** START OF DATA FOR PROCESSING **

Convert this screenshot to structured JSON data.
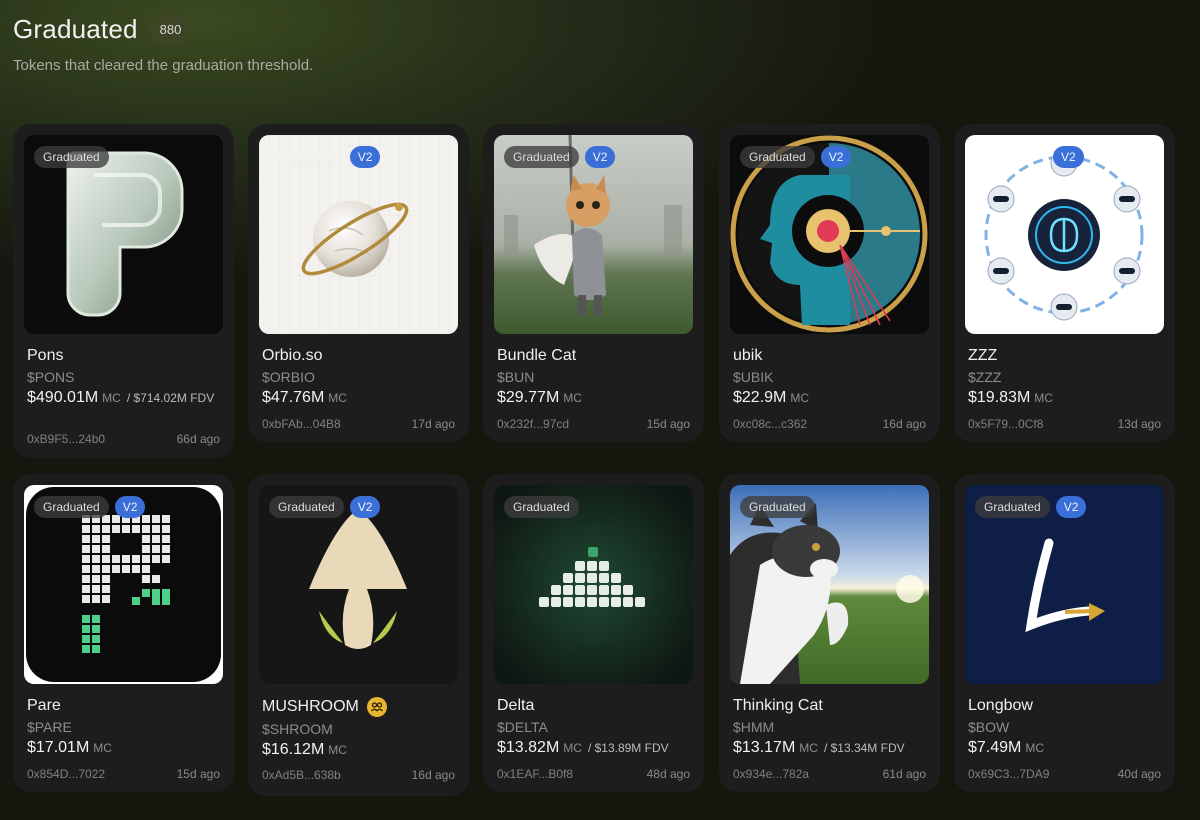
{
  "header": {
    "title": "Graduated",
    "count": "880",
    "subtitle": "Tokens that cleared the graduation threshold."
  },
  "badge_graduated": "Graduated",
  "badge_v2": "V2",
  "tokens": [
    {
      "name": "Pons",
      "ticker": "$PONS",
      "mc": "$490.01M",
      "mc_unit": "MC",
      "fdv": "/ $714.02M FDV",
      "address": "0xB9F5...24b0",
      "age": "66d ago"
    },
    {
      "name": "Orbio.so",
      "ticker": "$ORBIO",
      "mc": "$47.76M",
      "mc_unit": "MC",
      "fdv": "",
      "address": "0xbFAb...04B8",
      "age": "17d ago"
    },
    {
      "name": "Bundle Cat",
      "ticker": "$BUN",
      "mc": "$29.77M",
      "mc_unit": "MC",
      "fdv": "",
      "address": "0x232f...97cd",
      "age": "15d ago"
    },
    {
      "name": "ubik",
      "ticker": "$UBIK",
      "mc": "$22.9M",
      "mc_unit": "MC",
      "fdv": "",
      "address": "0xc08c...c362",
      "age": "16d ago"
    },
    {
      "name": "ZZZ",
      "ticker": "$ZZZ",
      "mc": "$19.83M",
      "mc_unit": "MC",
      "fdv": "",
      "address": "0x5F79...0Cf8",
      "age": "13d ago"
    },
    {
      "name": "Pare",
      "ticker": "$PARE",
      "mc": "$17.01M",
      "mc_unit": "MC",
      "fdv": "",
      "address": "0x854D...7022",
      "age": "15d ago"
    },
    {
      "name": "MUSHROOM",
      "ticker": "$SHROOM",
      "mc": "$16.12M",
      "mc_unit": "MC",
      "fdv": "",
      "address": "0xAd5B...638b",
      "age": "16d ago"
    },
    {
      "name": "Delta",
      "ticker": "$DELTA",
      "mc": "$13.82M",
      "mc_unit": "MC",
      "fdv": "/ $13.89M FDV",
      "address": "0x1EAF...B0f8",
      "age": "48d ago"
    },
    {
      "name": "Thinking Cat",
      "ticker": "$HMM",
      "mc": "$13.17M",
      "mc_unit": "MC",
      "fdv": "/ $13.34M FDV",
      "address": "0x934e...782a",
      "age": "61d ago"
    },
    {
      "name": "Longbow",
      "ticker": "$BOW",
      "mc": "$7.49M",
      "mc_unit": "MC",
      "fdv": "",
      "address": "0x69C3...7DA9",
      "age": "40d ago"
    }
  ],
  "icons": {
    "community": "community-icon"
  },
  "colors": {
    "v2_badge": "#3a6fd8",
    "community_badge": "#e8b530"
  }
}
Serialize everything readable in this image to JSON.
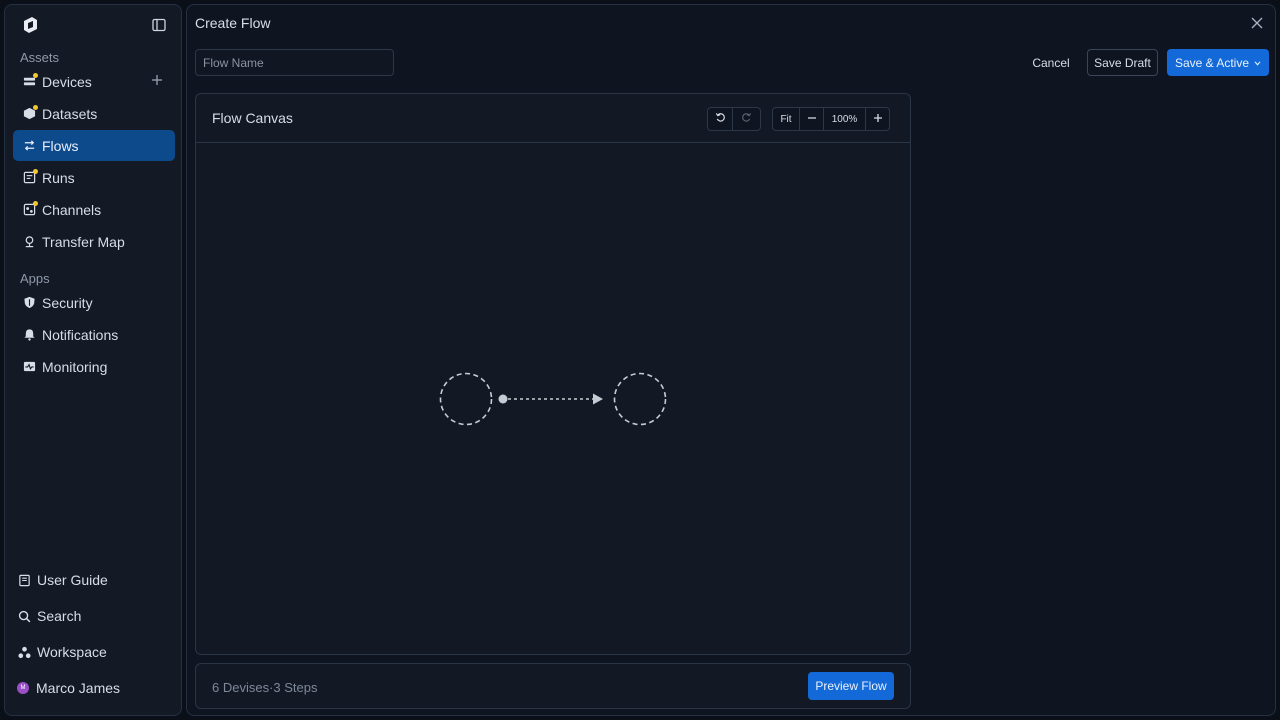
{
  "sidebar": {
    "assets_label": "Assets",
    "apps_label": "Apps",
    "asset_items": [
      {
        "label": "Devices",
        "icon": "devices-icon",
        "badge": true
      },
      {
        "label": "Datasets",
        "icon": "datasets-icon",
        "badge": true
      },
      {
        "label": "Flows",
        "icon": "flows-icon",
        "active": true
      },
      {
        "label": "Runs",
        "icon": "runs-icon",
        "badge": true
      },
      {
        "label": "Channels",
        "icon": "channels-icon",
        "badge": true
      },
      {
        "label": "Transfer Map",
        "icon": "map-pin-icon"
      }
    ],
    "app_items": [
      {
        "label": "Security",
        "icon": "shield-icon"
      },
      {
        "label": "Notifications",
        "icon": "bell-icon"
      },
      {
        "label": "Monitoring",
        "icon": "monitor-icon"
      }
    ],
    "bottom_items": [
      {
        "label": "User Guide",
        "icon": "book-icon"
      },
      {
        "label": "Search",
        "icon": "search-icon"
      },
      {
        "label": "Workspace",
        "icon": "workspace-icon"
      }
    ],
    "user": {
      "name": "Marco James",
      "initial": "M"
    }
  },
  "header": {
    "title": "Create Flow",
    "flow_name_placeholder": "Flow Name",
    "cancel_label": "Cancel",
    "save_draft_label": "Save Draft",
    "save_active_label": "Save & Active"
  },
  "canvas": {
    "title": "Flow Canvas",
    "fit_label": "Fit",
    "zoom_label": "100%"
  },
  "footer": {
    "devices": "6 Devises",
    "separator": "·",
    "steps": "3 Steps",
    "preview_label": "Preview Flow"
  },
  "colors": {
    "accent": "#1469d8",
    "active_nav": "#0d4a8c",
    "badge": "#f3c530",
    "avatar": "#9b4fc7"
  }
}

** END OF DATA FOR PROCESSING **

- [YOUR GOAL] Reproduce the listing word for word and omit its pictures.

- [WRITTEN RESPONSE]
Convert this screenshot to structured JSON data.
{
  "header": {
    "title": "Graduated",
    "count": "880",
    "subtitle": "Tokens that cleared the graduation threshold."
  },
  "badge_graduated": "Graduated",
  "badge_v2": "V2",
  "tokens": [
    {
      "name": "Pons",
      "ticker": "$PONS",
      "mc": "$490.01M",
      "mc_unit": "MC",
      "fdv": "/ $714.02M FDV",
      "address": "0xB9F5...24b0",
      "age": "66d ago"
    },
    {
      "name": "Orbio.so",
      "ticker": "$ORBIO",
      "mc": "$47.76M",
      "mc_unit": "MC",
      "fdv": "",
      "address": "0xbFAb...04B8",
      "age": "17d ago"
    },
    {
      "name": "Bundle Cat",
      "ticker": "$BUN",
      "mc": "$29.77M",
      "mc_unit": "MC",
      "fdv": "",
      "address": "0x232f...97cd",
      "age": "15d ago"
    },
    {
      "name": "ubik",
      "ticker": "$UBIK",
      "mc": "$22.9M",
      "mc_unit": "MC",
      "fdv": "",
      "address": "0xc08c...c362",
      "age": "16d ago"
    },
    {
      "name": "ZZZ",
      "ticker": "$ZZZ",
      "mc": "$19.83M",
      "mc_unit": "MC",
      "fdv": "",
      "address": "0x5F79...0Cf8",
      "age": "13d ago"
    },
    {
      "name": "Pare",
      "ticker": "$PARE",
      "mc": "$17.01M",
      "mc_unit": "MC",
      "fdv": "",
      "address": "0x854D...7022",
      "age": "15d ago"
    },
    {
      "name": "MUSHROOM",
      "ticker": "$SHROOM",
      "mc": "$16.12M",
      "mc_unit": "MC",
      "fdv": "",
      "address": "0xAd5B...638b",
      "age": "16d ago"
    },
    {
      "name": "Delta",
      "ticker": "$DELTA",
      "mc": "$13.82M",
      "mc_unit": "MC",
      "fdv": "/ $13.89M FDV",
      "address": "0x1EAF...B0f8",
      "age": "48d ago"
    },
    {
      "name": "Thinking Cat",
      "ticker": "$HMM",
      "mc": "$13.17M",
      "mc_unit": "MC",
      "fdv": "/ $13.34M FDV",
      "address": "0x934e...782a",
      "age": "61d ago"
    },
    {
      "name": "Longbow",
      "ticker": "$BOW",
      "mc": "$7.49M",
      "mc_unit": "MC",
      "fdv": "",
      "address": "0x69C3...7DA9",
      "age": "40d ago"
    }
  ],
  "icons": {
    "community": "community-icon"
  },
  "colors": {
    "v2_badge": "#3a6fd8",
    "community_badge": "#e8b530"
  }
}
Serialize everything readable in this image to JSON.
{
  "sidebar": {
    "assets_label": "Assets",
    "apps_label": "Apps",
    "asset_items": [
      {
        "label": "Devices",
        "icon": "devices-icon",
        "badge": true
      },
      {
        "label": "Datasets",
        "icon": "datasets-icon",
        "badge": true
      },
      {
        "label": "Flows",
        "icon": "flows-icon",
        "active": true
      },
      {
        "label": "Runs",
        "icon": "runs-icon",
        "badge": true
      },
      {
        "label": "Channels",
        "icon": "channels-icon",
        "badge": true
      },
      {
        "label": "Transfer Map",
        "icon": "map-pin-icon"
      }
    ],
    "app_items": [
      {
        "label": "Security",
        "icon": "shield-icon"
      },
      {
        "label": "Notifications",
        "icon": "bell-icon"
      },
      {
        "label": "Monitoring",
        "icon": "monitor-icon"
      }
    ],
    "bottom_items": [
      {
        "label": "User Guide",
        "icon": "book-icon"
      },
      {
        "label": "Search",
        "icon": "search-icon"
      },
      {
        "label": "Workspace",
        "icon": "workspace-icon"
      }
    ],
    "user": {
      "name": "Marco James",
      "initial": "M"
    }
  },
  "header": {
    "title": "Create Flow",
    "flow_name_placeholder": "Flow Name",
    "cancel_label": "Cancel",
    "save_draft_label": "Save Draft",
    "save_active_label": "Save & Active"
  },
  "canvas": {
    "title": "Flow Canvas",
    "fit_label": "Fit",
    "zoom_label": "100%"
  },
  "footer": {
    "devices": "6 Devises",
    "separator": "·",
    "steps": "3 Steps",
    "preview_label": "Preview Flow"
  },
  "colors": {
    "accent": "#1469d8",
    "active_nav": "#0d4a8c",
    "badge": "#f3c530",
    "avatar": "#9b4fc7"
  }
}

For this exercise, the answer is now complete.